Stored data:
## begin

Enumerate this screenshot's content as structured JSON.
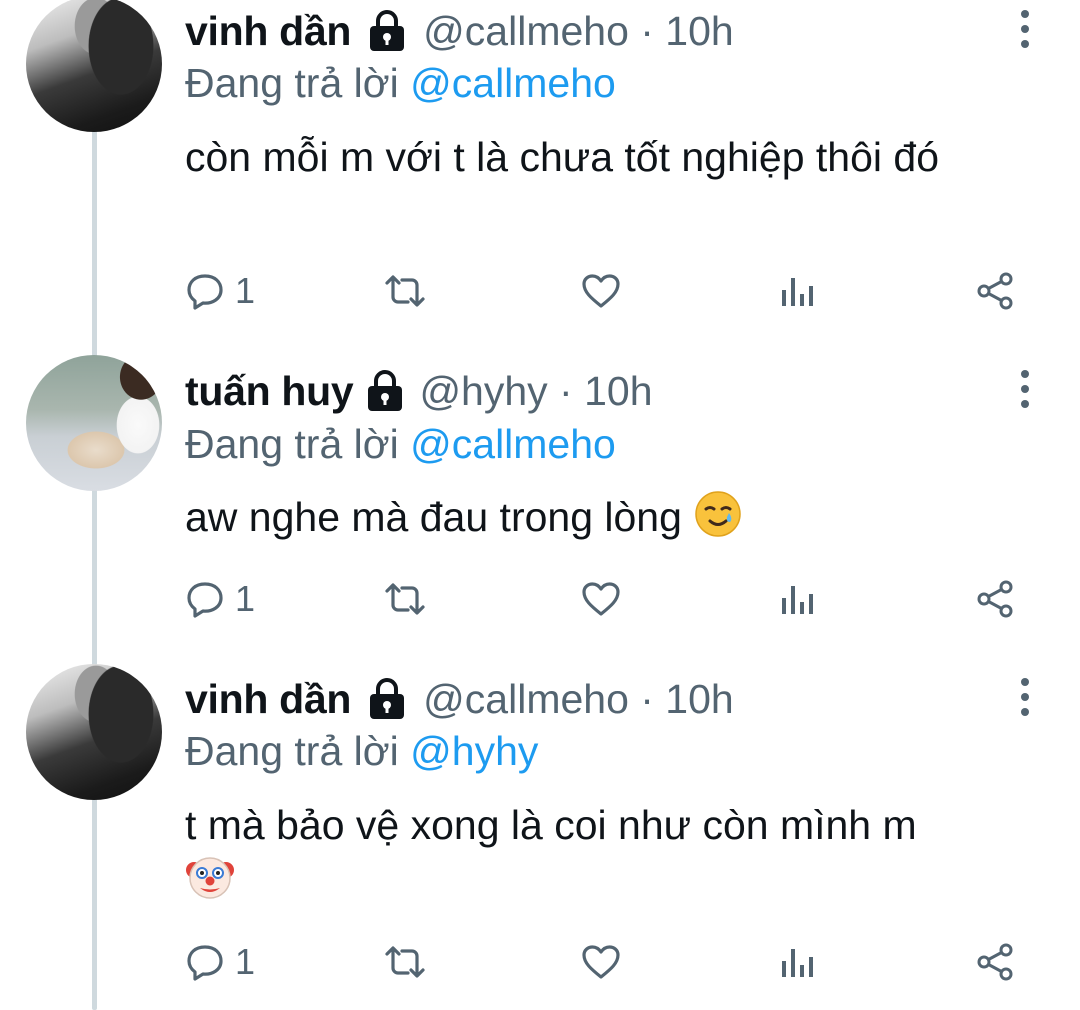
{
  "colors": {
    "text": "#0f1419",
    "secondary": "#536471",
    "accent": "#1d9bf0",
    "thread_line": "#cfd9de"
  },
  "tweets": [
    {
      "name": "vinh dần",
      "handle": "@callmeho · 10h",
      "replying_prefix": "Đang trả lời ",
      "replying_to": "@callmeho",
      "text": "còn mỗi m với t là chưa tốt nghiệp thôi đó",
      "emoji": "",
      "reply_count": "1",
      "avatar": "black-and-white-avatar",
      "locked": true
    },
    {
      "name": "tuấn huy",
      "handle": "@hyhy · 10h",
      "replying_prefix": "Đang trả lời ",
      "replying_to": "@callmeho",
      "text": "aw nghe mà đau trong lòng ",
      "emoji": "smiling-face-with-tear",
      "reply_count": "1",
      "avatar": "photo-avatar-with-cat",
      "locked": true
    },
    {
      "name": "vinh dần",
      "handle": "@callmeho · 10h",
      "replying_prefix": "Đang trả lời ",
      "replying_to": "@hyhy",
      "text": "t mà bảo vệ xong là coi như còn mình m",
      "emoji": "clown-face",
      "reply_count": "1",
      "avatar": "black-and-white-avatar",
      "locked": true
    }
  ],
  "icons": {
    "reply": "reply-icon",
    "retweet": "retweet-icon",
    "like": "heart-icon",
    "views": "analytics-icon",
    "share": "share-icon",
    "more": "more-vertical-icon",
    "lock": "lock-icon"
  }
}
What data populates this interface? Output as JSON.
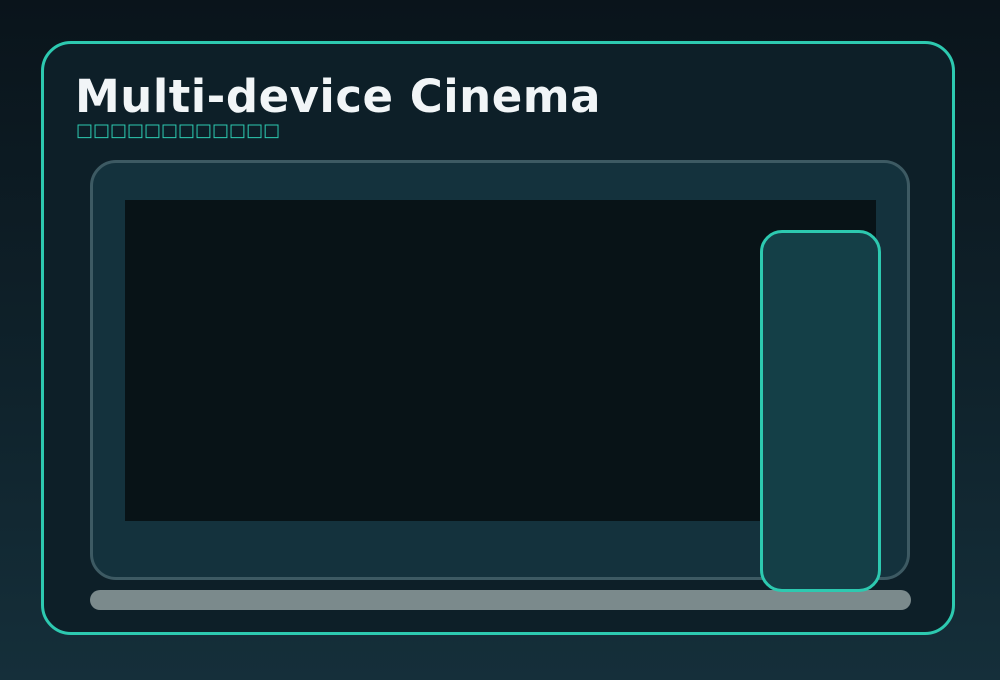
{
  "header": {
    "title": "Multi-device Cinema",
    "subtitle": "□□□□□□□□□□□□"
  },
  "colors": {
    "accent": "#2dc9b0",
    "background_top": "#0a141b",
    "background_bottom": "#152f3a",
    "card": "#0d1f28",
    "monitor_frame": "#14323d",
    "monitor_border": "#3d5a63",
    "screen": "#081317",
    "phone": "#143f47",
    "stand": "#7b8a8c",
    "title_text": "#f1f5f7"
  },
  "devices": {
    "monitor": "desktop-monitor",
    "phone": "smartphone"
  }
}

## end

▸ **Task directions**
Retype exactly the lines from the one containing "What data populates" through the last line of the records above, both included, and leave out any pictures.

▸ **Solution**
What data populates this interface? Output as JSON.
{
  "header": {
    "title": "Multi-device Cinema",
    "subtitle": "□□□□□□□□□□□□"
  },
  "colors": {
    "accent": "#2dc9b0",
    "background_top": "#0a141b",
    "background_bottom": "#152f3a",
    "card": "#0d1f28",
    "monitor_frame": "#14323d",
    "monitor_border": "#3d5a63",
    "screen": "#081317",
    "phone": "#143f47",
    "stand": "#7b8a8c",
    "title_text": "#f1f5f7"
  },
  "devices": {
    "monitor": "desktop-monitor",
    "phone": "smartphone"
  }
}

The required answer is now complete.